> _Directions for this task_
Search the records for the word "visible" and pick out every line that has it.

> _Data listing_
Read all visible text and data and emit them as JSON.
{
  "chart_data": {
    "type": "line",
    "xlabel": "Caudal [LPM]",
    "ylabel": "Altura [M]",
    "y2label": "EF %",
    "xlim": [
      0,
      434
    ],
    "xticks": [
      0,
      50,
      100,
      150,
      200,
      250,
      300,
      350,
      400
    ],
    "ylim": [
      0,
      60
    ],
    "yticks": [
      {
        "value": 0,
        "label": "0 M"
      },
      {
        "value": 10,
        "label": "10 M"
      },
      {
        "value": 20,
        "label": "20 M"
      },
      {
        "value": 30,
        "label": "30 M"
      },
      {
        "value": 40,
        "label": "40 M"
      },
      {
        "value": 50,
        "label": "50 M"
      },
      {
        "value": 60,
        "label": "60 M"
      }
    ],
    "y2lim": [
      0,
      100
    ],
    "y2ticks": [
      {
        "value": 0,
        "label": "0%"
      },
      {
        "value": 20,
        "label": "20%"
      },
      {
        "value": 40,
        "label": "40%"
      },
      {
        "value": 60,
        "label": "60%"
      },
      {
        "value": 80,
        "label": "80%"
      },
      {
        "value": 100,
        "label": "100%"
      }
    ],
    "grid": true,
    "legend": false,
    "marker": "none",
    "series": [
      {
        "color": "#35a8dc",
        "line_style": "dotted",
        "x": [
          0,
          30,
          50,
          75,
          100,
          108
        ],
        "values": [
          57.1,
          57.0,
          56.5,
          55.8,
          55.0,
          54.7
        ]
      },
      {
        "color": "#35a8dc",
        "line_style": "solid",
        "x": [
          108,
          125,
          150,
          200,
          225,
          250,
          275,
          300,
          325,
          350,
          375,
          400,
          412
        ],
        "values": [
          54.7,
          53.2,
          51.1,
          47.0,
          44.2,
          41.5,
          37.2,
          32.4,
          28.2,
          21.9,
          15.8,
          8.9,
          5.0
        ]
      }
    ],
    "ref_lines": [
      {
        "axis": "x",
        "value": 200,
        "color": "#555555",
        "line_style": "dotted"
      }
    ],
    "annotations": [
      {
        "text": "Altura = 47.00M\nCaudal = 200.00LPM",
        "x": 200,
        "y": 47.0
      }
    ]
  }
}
...
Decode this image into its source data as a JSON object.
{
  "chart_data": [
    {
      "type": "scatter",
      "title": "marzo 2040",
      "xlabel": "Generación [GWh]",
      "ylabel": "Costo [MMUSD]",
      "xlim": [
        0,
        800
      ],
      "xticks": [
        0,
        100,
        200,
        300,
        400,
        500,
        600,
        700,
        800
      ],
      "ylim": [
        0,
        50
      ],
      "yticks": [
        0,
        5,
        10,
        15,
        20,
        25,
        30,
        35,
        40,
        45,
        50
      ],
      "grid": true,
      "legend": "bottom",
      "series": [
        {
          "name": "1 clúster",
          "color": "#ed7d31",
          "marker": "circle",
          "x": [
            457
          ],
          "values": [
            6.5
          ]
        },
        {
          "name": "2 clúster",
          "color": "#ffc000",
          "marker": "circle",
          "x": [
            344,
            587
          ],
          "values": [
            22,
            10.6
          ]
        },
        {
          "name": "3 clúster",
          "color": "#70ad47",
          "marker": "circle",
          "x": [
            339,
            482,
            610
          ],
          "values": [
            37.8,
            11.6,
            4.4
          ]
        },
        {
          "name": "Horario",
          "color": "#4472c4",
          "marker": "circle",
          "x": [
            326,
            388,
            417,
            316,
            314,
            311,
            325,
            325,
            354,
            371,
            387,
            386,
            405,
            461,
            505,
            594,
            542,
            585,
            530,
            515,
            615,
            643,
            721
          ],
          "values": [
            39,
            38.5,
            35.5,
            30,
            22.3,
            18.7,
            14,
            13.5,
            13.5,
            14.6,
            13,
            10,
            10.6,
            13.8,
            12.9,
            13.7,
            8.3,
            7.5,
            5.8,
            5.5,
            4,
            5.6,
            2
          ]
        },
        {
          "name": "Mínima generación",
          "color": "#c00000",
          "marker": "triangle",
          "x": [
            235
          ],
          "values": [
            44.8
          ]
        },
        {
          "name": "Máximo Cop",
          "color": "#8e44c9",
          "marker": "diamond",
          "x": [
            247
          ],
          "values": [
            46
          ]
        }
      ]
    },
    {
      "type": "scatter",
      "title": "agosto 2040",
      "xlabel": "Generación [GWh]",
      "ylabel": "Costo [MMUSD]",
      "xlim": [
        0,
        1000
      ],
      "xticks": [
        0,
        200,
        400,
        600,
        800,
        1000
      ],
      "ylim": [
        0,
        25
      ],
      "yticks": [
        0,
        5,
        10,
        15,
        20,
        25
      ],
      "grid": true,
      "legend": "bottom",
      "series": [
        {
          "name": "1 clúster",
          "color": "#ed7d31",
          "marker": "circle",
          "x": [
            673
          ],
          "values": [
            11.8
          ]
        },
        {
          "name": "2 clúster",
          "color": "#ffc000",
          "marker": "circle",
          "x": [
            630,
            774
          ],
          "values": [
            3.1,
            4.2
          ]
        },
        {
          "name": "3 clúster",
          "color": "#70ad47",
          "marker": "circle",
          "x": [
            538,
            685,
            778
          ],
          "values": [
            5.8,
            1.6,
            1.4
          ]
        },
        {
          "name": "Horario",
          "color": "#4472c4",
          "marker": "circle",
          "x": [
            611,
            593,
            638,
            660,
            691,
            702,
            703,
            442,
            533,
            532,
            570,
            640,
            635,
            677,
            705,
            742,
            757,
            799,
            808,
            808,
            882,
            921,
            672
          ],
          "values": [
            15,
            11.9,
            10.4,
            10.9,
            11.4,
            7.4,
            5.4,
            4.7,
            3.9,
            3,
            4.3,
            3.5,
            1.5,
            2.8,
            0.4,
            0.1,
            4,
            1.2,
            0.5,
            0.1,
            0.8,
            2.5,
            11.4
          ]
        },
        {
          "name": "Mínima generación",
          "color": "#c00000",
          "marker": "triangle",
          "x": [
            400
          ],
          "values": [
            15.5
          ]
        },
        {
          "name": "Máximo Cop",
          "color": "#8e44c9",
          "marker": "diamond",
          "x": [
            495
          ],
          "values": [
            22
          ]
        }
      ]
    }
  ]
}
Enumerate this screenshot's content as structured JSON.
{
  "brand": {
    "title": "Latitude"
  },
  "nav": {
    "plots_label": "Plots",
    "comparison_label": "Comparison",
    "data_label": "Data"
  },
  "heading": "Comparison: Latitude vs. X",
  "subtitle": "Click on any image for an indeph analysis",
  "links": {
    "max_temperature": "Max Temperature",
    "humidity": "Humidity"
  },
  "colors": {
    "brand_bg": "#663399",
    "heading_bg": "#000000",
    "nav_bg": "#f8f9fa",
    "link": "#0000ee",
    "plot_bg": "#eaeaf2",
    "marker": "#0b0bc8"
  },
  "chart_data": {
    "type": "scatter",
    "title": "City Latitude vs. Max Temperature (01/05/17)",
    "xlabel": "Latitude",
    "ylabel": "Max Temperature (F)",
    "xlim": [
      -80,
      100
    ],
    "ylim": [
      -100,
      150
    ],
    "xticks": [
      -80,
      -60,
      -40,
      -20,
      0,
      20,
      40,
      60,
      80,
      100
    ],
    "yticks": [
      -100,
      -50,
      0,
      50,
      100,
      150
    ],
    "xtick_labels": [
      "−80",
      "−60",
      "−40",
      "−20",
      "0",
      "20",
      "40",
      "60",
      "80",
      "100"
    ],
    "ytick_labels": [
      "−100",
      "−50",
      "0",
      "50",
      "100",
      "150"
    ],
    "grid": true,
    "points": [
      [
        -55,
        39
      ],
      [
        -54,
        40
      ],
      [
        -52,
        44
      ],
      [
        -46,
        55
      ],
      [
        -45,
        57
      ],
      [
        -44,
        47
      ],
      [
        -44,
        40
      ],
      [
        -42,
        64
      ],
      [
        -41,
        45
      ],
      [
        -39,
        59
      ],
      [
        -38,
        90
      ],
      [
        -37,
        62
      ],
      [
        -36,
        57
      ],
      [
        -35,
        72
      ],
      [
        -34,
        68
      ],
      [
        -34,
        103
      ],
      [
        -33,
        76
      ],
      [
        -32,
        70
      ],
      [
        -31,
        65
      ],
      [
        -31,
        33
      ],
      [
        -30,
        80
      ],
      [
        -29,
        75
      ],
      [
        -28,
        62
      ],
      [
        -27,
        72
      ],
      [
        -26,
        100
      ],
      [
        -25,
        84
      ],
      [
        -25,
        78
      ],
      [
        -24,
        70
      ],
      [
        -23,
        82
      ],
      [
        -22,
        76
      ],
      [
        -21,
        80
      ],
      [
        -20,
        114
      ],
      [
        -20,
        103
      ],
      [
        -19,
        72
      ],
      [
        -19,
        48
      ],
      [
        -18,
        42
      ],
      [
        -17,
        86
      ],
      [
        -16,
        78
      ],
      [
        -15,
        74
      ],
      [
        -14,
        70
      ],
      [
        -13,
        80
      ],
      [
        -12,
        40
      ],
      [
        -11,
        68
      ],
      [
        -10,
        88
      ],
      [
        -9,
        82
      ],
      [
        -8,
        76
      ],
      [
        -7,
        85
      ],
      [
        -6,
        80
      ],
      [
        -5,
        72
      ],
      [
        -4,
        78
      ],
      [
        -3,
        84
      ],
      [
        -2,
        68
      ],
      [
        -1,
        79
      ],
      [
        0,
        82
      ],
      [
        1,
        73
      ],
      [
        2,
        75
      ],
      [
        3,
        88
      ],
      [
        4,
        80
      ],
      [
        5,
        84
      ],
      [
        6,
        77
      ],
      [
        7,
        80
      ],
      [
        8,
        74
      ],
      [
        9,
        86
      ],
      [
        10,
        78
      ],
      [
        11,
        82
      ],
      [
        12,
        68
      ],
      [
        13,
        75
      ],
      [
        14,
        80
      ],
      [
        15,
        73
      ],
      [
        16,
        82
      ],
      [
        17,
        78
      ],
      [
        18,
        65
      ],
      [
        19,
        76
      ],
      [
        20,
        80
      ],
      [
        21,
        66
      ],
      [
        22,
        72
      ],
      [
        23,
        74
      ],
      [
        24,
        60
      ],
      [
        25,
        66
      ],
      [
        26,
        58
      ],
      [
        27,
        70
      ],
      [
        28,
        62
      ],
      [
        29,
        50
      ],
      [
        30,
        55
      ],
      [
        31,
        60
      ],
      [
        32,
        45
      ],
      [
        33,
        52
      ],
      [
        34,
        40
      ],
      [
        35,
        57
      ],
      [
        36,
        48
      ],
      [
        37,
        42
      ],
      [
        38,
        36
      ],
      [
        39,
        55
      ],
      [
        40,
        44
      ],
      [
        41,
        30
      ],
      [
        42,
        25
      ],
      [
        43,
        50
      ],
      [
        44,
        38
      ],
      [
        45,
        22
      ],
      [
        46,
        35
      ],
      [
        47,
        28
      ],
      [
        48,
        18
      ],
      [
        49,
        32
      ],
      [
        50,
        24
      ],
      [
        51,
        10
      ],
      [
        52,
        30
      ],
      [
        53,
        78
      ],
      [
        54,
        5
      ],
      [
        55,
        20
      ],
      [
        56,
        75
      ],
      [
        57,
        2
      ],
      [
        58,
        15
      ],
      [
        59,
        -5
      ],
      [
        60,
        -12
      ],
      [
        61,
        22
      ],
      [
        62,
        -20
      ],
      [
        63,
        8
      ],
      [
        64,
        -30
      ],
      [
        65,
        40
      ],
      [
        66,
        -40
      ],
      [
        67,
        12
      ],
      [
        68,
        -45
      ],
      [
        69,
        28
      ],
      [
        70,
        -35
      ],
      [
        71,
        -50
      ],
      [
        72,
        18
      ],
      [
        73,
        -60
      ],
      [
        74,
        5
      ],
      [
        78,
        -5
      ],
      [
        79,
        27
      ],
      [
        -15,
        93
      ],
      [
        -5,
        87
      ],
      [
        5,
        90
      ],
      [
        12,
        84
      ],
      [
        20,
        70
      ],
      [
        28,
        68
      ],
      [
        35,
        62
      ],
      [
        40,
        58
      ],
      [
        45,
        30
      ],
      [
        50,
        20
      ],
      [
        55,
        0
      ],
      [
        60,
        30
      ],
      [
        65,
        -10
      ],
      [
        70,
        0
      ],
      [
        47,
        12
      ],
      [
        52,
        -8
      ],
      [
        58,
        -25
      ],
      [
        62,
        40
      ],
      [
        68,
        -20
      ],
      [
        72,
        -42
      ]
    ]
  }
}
...
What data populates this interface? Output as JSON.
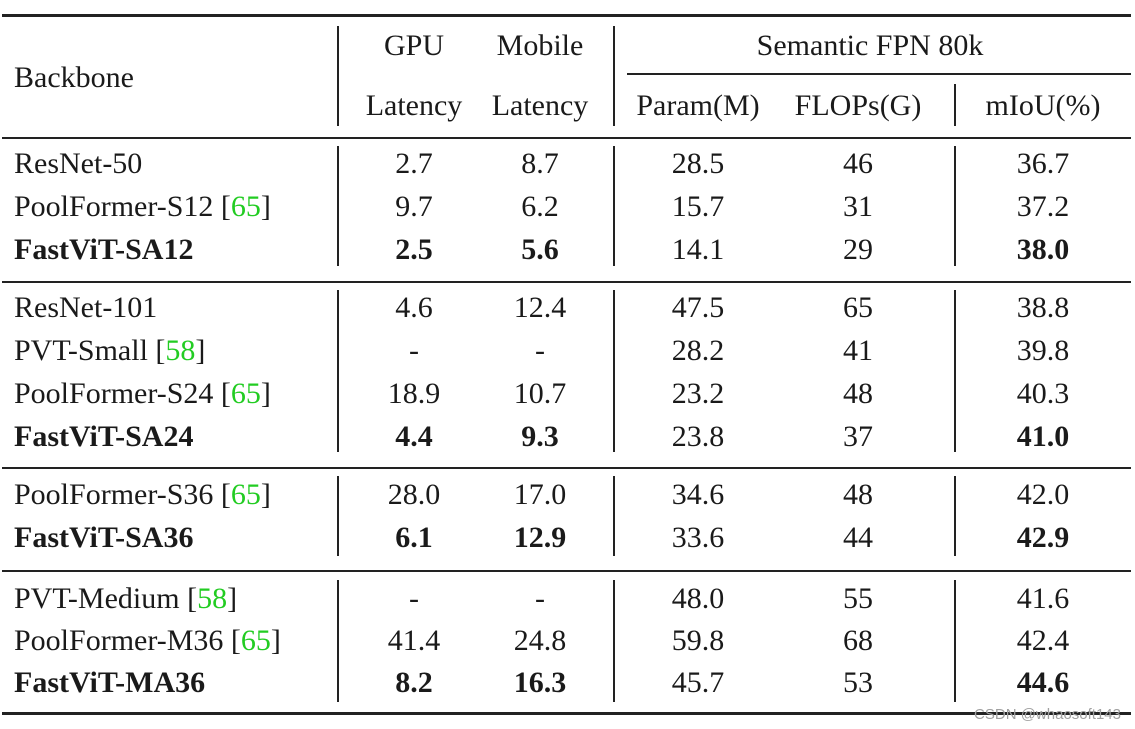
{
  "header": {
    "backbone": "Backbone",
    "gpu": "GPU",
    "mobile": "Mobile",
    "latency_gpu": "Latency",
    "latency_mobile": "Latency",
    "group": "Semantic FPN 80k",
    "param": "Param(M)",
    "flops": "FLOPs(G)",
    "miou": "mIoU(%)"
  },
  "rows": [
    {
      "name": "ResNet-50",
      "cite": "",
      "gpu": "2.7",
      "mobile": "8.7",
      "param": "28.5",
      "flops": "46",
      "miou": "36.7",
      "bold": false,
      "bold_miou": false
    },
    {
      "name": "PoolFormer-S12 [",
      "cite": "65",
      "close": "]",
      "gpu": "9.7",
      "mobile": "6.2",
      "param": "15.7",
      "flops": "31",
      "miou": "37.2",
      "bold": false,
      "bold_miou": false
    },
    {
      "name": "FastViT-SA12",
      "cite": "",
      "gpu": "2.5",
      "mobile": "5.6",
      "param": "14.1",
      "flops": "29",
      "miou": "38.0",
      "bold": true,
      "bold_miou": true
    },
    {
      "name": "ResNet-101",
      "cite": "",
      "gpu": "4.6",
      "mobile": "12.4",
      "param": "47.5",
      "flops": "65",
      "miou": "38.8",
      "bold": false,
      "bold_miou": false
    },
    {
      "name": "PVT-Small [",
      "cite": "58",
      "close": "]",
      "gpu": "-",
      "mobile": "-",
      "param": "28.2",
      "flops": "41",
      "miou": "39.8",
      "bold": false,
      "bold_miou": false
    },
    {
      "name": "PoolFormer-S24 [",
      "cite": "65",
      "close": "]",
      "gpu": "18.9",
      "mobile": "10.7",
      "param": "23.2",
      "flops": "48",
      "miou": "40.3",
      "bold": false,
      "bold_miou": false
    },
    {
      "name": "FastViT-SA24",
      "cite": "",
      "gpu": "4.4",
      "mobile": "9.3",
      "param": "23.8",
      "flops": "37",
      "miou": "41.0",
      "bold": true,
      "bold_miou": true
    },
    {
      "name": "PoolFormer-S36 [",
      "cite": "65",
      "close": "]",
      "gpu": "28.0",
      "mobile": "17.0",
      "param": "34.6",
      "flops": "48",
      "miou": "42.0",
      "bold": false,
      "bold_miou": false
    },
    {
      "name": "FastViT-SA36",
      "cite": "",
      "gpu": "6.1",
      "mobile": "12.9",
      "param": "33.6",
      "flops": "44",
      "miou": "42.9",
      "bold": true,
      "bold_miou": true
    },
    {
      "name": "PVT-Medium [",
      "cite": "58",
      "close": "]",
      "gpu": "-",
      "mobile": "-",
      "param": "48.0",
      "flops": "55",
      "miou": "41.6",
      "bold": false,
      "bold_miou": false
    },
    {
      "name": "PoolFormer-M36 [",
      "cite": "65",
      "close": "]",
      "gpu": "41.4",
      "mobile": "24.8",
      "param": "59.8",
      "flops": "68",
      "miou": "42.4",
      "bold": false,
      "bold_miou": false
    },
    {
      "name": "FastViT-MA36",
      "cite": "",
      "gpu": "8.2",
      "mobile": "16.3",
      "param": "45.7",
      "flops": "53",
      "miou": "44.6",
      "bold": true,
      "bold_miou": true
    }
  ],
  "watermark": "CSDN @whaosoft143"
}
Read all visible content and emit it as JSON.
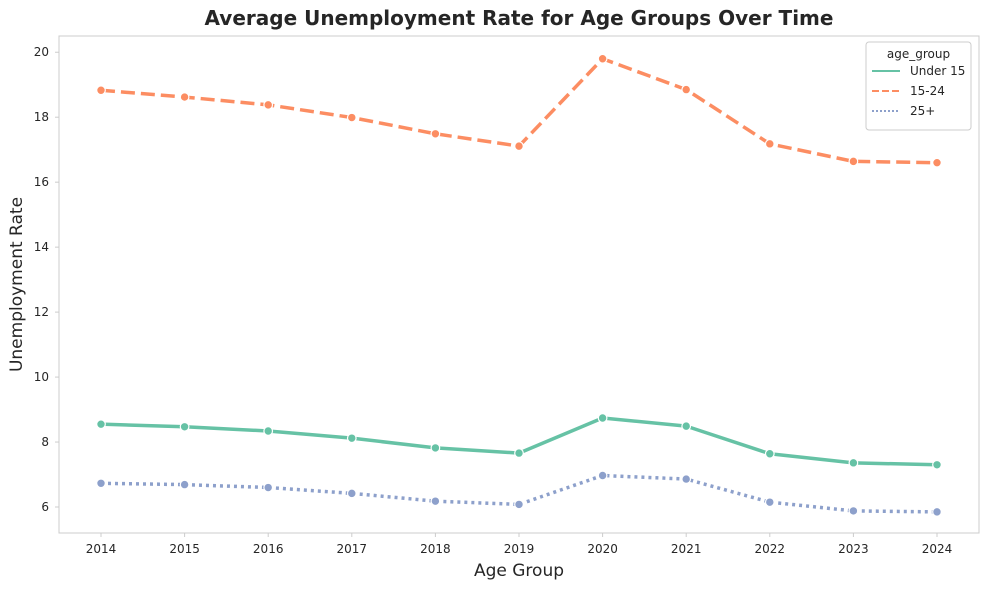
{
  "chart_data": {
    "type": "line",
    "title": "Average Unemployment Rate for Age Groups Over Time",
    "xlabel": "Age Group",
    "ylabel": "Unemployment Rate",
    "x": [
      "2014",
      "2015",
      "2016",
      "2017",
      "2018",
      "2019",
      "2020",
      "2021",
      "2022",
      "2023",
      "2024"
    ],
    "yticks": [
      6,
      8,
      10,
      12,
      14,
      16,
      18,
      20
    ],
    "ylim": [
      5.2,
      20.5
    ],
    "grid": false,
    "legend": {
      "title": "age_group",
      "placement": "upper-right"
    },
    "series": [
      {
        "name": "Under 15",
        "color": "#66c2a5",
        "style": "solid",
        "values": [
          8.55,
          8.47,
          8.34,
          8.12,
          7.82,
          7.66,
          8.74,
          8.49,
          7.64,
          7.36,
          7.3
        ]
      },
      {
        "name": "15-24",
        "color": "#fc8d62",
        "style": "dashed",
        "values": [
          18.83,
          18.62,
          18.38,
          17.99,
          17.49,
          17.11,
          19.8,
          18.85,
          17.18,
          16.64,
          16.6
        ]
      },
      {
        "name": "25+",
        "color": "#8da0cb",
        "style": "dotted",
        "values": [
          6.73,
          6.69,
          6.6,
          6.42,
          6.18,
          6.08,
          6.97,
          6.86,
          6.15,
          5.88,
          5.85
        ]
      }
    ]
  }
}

> _Output below_
Read all visible text and data and emit them as JSON.
Read all visible content and emit it as JSON.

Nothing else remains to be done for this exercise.